**WHAT TO WORK ON**:
Images must not appear in your copy; reproduce every other part of the records exactly.

<<<<

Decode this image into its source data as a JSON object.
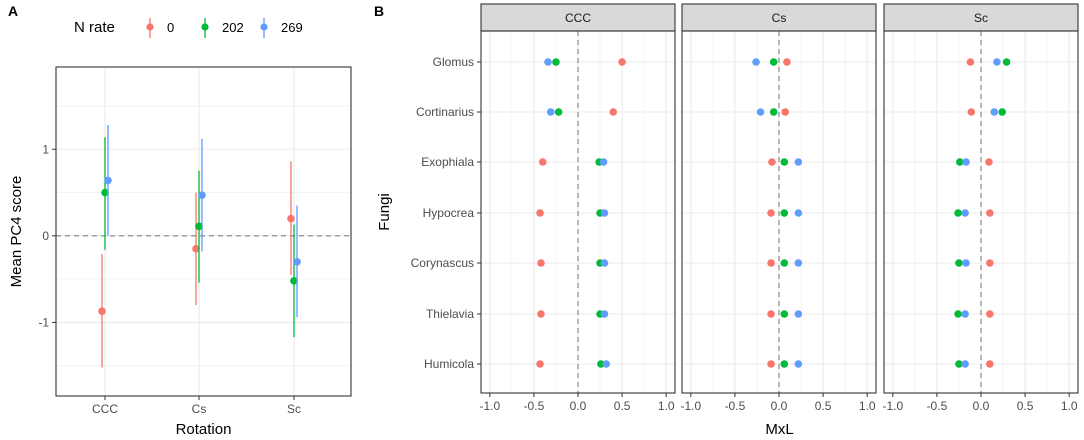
{
  "colors": {
    "0": "#F8766D",
    "202": "#00BA38",
    "269": "#619CFF"
  },
  "panel_a": {
    "letter": "A",
    "legend": {
      "title": "N rate",
      "entries": [
        {
          "key": "0",
          "label": "0"
        },
        {
          "key": "202",
          "label": "202"
        },
        {
          "key": "269",
          "label": "269"
        }
      ]
    }
  },
  "panel_b": {
    "letter": "B"
  },
  "chart_data": [
    {
      "type": "scatter",
      "subtype": "point-range",
      "title": "",
      "xlabel": "Rotation",
      "ylabel": "Mean PC4 score",
      "categories": [
        "CCC",
        "Cs",
        "Sc"
      ],
      "ylim": [
        -1.85,
        1.95
      ],
      "yticks": [
        -1,
        0,
        1
      ],
      "ytick_labels": [
        "-1",
        "0",
        "1"
      ],
      "hline": 0,
      "legend_position": "top",
      "series": [
        {
          "name": "0",
          "means": [
            -0.87,
            -0.15,
            0.2
          ],
          "lower": [
            -1.52,
            -0.8,
            -0.45
          ],
          "upper": [
            -0.21,
            0.5,
            0.86
          ]
        },
        {
          "name": "202",
          "means": [
            0.5,
            0.11,
            -0.52
          ],
          "lower": [
            -0.16,
            -0.54,
            -1.17
          ],
          "upper": [
            1.14,
            0.75,
            0.13
          ]
        },
        {
          "name": "269",
          "means": [
            0.64,
            0.47,
            -0.3
          ],
          "lower": [
            0.0,
            -0.18,
            -0.94
          ],
          "upper": [
            1.28,
            1.12,
            0.35
          ]
        }
      ]
    },
    {
      "type": "scatter",
      "subtype": "faceted-dot",
      "xlabel": "MxL",
      "ylabel": "Fungi",
      "xlim": [
        -1.1,
        1.1
      ],
      "xticks": [
        -1.0,
        -0.5,
        0.0,
        0.5,
        1.0
      ],
      "xtick_labels": [
        "-1.0",
        "-0.5",
        "0.0",
        "0.5",
        "1.0"
      ],
      "vline": 0,
      "categories": [
        "Glomus",
        "Cortinarius",
        "Exophiala",
        "Hypocrea",
        "Corynascus",
        "Thielavia",
        "Humicola"
      ],
      "facets": [
        {
          "label": "CCC",
          "series": [
            {
              "name": "0",
              "values": [
                0.5,
                0.4,
                -0.4,
                -0.43,
                -0.42,
                -0.42,
                -0.43
              ]
            },
            {
              "name": "202",
              "values": [
                -0.25,
                -0.22,
                0.24,
                0.25,
                0.25,
                0.25,
                0.26
              ]
            },
            {
              "name": "269",
              "values": [
                -0.34,
                -0.31,
                0.29,
                0.3,
                0.3,
                0.3,
                0.32
              ]
            }
          ]
        },
        {
          "label": "Cs",
          "series": [
            {
              "name": "0",
              "values": [
                0.09,
                0.07,
                -0.08,
                -0.09,
                -0.09,
                -0.09,
                -0.09
              ]
            },
            {
              "name": "202",
              "values": [
                -0.06,
                -0.06,
                0.06,
                0.06,
                0.06,
                0.06,
                0.06
              ]
            },
            {
              "name": "269",
              "values": [
                -0.26,
                -0.21,
                0.22,
                0.22,
                0.22,
                0.22,
                0.22
              ]
            }
          ]
        },
        {
          "label": "Sc",
          "series": [
            {
              "name": "0",
              "values": [
                -0.12,
                -0.11,
                0.09,
                0.1,
                0.1,
                0.1,
                0.1
              ]
            },
            {
              "name": "202",
              "values": [
                0.29,
                0.24,
                -0.24,
                -0.26,
                -0.25,
                -0.26,
                -0.25
              ]
            },
            {
              "name": "269",
              "values": [
                0.18,
                0.15,
                -0.17,
                -0.18,
                -0.17,
                -0.18,
                -0.18
              ]
            }
          ]
        }
      ]
    }
  ]
}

>>>>

**THE RESULT**:
Decode this image into its source data as a JSON object.
{
  "colors": {
    "0": "#F8766D",
    "202": "#00BA38",
    "269": "#619CFF"
  },
  "panel_a": {
    "letter": "A",
    "legend": {
      "title": "N rate",
      "entries": [
        {
          "key": "0",
          "label": "0"
        },
        {
          "key": "202",
          "label": "202"
        },
        {
          "key": "269",
          "label": "269"
        }
      ]
    }
  },
  "panel_b": {
    "letter": "B"
  },
  "chart_data": [
    {
      "type": "scatter",
      "subtype": "point-range",
      "title": "",
      "xlabel": "Rotation",
      "ylabel": "Mean PC4 score",
      "categories": [
        "CCC",
        "Cs",
        "Sc"
      ],
      "ylim": [
        -1.85,
        1.95
      ],
      "yticks": [
        -1,
        0,
        1
      ],
      "ytick_labels": [
        "-1",
        "0",
        "1"
      ],
      "hline": 0,
      "legend_position": "top",
      "series": [
        {
          "name": "0",
          "means": [
            -0.87,
            -0.15,
            0.2
          ],
          "lower": [
            -1.52,
            -0.8,
            -0.45
          ],
          "upper": [
            -0.21,
            0.5,
            0.86
          ]
        },
        {
          "name": "202",
          "means": [
            0.5,
            0.11,
            -0.52
          ],
          "lower": [
            -0.16,
            -0.54,
            -1.17
          ],
          "upper": [
            1.14,
            0.75,
            0.13
          ]
        },
        {
          "name": "269",
          "means": [
            0.64,
            0.47,
            -0.3
          ],
          "lower": [
            0.0,
            -0.18,
            -0.94
          ],
          "upper": [
            1.28,
            1.12,
            0.35
          ]
        }
      ]
    },
    {
      "type": "scatter",
      "subtype": "faceted-dot",
      "xlabel": "MxL",
      "ylabel": "Fungi",
      "xlim": [
        -1.1,
        1.1
      ],
      "xticks": [
        -1.0,
        -0.5,
        0.0,
        0.5,
        1.0
      ],
      "xtick_labels": [
        "-1.0",
        "-0.5",
        "0.0",
        "0.5",
        "1.0"
      ],
      "vline": 0,
      "categories": [
        "Glomus",
        "Cortinarius",
        "Exophiala",
        "Hypocrea",
        "Corynascus",
        "Thielavia",
        "Humicola"
      ],
      "facets": [
        {
          "label": "CCC",
          "series": [
            {
              "name": "0",
              "values": [
                0.5,
                0.4,
                -0.4,
                -0.43,
                -0.42,
                -0.42,
                -0.43
              ]
            },
            {
              "name": "202",
              "values": [
                -0.25,
                -0.22,
                0.24,
                0.25,
                0.25,
                0.25,
                0.26
              ]
            },
            {
              "name": "269",
              "values": [
                -0.34,
                -0.31,
                0.29,
                0.3,
                0.3,
                0.3,
                0.32
              ]
            }
          ]
        },
        {
          "label": "Cs",
          "series": [
            {
              "name": "0",
              "values": [
                0.09,
                0.07,
                -0.08,
                -0.09,
                -0.09,
                -0.09,
                -0.09
              ]
            },
            {
              "name": "202",
              "values": [
                -0.06,
                -0.06,
                0.06,
                0.06,
                0.06,
                0.06,
                0.06
              ]
            },
            {
              "name": "269",
              "values": [
                -0.26,
                -0.21,
                0.22,
                0.22,
                0.22,
                0.22,
                0.22
              ]
            }
          ]
        },
        {
          "label": "Sc",
          "series": [
            {
              "name": "0",
              "values": [
                -0.12,
                -0.11,
                0.09,
                0.1,
                0.1,
                0.1,
                0.1
              ]
            },
            {
              "name": "202",
              "values": [
                0.29,
                0.24,
                -0.24,
                -0.26,
                -0.25,
                -0.26,
                -0.25
              ]
            },
            {
              "name": "269",
              "values": [
                0.18,
                0.15,
                -0.17,
                -0.18,
                -0.17,
                -0.18,
                -0.18
              ]
            }
          ]
        }
      ]
    }
  ]
}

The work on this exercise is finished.